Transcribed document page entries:
····················

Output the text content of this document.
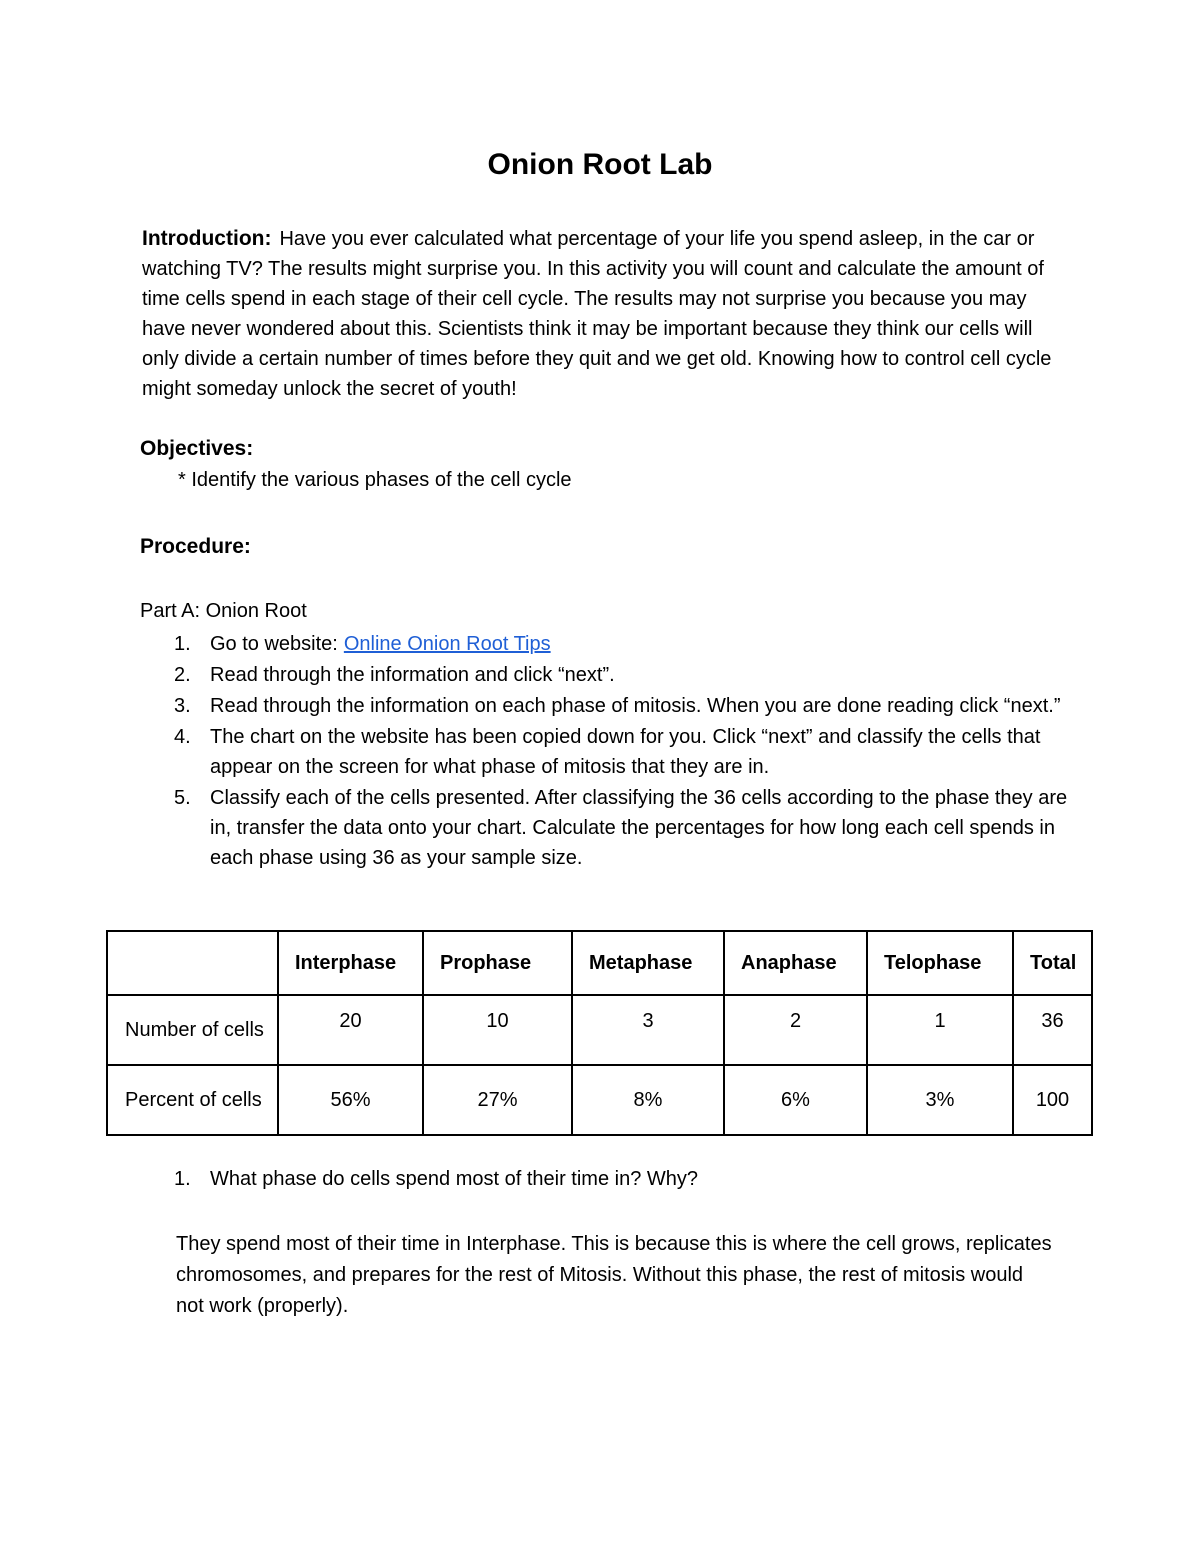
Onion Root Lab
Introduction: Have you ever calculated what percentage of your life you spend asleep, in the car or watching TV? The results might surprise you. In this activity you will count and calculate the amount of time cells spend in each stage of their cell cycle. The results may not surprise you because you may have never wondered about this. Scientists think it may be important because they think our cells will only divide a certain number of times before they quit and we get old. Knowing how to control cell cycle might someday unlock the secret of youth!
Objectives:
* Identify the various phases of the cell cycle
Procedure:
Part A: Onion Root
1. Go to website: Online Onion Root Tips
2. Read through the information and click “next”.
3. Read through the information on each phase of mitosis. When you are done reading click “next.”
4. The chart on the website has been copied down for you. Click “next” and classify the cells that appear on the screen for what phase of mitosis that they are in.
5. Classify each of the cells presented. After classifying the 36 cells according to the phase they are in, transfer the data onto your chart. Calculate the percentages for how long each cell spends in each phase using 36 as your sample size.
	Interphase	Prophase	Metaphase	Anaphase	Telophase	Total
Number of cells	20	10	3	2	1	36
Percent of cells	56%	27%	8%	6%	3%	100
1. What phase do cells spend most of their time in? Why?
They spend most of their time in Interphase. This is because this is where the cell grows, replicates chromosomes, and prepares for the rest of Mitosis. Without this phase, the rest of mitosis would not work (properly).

····················

> _Try it_: Scan the data above and report each line in which "most" is present.

> _Solution for this exercise_:
1. What phase do cells spend most of their time in? Why?
They spend most of their time in Interphase. This is because this is where the cell grows, replicates chromosomes, and prepares for the rest of Mitosis. Without this phase, the rest of mitosis would not work (properly).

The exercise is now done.